> WHAT IS EXPECTED: Return each line of the listing that contains the string "Attribute".

> INFORMATION SHOWN:
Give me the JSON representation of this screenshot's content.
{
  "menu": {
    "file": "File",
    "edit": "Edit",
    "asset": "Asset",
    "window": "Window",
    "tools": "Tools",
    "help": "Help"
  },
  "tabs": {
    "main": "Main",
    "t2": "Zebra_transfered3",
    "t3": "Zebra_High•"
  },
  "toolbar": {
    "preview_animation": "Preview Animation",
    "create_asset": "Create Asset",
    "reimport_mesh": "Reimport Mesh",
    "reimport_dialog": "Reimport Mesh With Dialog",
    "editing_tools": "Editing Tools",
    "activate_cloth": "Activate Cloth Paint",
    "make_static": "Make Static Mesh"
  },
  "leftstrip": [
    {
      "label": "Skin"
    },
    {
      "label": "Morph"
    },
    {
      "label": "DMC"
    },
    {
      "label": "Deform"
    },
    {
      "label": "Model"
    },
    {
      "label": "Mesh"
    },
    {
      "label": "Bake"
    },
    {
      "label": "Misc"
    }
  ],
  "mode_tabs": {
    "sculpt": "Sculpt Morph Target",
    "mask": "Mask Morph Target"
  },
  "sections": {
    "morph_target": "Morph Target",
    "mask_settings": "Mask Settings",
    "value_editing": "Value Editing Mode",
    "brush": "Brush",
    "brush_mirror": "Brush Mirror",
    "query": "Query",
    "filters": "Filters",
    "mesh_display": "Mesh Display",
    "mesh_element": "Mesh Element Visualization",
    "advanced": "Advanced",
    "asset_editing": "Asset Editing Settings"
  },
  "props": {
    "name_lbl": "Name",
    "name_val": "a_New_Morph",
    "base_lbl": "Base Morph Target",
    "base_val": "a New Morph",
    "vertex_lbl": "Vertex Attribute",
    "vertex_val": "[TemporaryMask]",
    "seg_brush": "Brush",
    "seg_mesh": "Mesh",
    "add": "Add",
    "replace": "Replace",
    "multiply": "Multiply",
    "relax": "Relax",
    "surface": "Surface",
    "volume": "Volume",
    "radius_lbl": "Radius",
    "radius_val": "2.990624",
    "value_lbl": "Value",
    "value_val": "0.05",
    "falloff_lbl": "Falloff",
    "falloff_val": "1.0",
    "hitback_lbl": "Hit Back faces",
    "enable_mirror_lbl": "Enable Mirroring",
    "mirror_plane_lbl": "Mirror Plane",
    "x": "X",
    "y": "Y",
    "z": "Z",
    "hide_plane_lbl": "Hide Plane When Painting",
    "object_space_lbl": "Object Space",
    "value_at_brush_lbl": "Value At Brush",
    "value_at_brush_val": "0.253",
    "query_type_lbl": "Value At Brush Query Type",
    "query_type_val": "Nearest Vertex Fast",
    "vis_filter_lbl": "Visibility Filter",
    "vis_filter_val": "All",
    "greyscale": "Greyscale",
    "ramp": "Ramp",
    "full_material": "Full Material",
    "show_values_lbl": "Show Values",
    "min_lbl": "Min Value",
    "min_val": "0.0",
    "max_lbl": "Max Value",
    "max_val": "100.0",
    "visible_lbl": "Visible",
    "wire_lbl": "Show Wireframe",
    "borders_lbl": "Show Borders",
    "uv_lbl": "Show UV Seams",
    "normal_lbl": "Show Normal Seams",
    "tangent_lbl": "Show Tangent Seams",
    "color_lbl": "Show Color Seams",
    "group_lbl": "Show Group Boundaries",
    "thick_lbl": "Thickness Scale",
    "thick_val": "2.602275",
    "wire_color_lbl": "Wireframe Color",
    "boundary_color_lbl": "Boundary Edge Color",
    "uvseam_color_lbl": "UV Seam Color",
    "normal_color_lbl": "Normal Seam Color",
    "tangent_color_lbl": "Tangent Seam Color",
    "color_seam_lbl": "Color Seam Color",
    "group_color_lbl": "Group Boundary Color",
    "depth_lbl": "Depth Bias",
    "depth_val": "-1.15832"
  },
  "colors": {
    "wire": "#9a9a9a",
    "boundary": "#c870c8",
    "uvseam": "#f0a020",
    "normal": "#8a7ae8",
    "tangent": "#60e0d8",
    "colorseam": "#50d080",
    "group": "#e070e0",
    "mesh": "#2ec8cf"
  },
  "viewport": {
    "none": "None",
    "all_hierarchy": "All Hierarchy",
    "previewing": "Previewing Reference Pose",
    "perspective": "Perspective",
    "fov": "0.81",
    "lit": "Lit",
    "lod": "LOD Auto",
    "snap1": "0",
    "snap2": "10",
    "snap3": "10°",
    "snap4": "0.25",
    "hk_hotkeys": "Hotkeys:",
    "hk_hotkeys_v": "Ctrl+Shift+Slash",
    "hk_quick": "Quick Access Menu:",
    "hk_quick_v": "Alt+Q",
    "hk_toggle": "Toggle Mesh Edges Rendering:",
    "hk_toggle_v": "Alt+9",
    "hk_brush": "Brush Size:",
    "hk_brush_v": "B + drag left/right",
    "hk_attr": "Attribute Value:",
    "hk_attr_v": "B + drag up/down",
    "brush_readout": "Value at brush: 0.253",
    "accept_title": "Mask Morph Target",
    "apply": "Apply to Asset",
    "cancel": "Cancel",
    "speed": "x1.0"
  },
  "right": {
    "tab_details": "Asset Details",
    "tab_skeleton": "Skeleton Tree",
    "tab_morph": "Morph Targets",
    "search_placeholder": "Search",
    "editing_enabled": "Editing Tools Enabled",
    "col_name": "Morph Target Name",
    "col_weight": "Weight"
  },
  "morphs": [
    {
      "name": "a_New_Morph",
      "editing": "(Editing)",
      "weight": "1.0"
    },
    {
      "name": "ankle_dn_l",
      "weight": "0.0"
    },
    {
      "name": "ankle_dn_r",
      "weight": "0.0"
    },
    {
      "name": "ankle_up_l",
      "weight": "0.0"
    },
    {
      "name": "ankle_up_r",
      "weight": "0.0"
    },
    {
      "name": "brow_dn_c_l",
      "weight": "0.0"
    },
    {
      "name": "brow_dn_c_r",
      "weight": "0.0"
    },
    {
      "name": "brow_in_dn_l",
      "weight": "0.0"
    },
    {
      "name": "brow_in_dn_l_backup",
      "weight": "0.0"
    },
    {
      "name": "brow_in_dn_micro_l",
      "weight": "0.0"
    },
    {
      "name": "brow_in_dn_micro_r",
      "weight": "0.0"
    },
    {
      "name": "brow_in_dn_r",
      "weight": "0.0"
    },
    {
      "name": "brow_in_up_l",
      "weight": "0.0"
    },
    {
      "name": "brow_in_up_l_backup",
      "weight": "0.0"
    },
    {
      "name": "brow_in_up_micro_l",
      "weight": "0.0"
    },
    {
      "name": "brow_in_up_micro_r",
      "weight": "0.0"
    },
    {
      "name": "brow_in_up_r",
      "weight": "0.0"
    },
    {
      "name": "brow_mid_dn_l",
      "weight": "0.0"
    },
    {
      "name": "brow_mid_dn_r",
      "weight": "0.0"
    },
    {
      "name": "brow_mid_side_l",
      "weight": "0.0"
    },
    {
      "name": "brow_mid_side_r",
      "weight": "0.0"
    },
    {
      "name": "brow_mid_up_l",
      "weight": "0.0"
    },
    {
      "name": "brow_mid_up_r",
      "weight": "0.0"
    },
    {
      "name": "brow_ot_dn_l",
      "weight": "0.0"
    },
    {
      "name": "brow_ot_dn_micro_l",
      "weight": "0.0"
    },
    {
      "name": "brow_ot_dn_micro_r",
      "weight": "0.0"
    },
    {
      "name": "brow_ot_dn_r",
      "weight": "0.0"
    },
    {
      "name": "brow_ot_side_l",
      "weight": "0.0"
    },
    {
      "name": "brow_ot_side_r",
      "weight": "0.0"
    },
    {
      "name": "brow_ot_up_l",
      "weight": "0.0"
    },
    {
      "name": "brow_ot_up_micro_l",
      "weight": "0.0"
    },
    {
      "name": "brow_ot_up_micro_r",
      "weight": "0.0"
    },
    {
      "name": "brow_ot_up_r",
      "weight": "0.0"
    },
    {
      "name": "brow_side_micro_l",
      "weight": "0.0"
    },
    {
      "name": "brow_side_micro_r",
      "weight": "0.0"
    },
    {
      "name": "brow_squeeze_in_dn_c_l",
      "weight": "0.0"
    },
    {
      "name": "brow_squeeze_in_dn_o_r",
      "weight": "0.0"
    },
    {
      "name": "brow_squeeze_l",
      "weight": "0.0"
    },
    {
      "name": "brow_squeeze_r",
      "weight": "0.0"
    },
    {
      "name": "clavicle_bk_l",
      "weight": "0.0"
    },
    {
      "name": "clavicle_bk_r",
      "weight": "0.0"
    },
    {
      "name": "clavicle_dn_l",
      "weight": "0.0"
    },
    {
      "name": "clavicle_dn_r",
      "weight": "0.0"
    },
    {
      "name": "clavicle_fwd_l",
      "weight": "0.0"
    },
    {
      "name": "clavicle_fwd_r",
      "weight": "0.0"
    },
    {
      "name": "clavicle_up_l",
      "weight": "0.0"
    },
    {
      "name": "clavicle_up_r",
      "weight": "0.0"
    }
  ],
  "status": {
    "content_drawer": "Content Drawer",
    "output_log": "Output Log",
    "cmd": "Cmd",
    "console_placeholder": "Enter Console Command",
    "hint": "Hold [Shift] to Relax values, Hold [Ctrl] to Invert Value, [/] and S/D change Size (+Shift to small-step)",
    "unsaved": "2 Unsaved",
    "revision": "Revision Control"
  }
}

> OUTPUT OF THE TASK:
    "vertex_lbl": "Vertex Attribute",
    "hk_attr": "Attribute Value:",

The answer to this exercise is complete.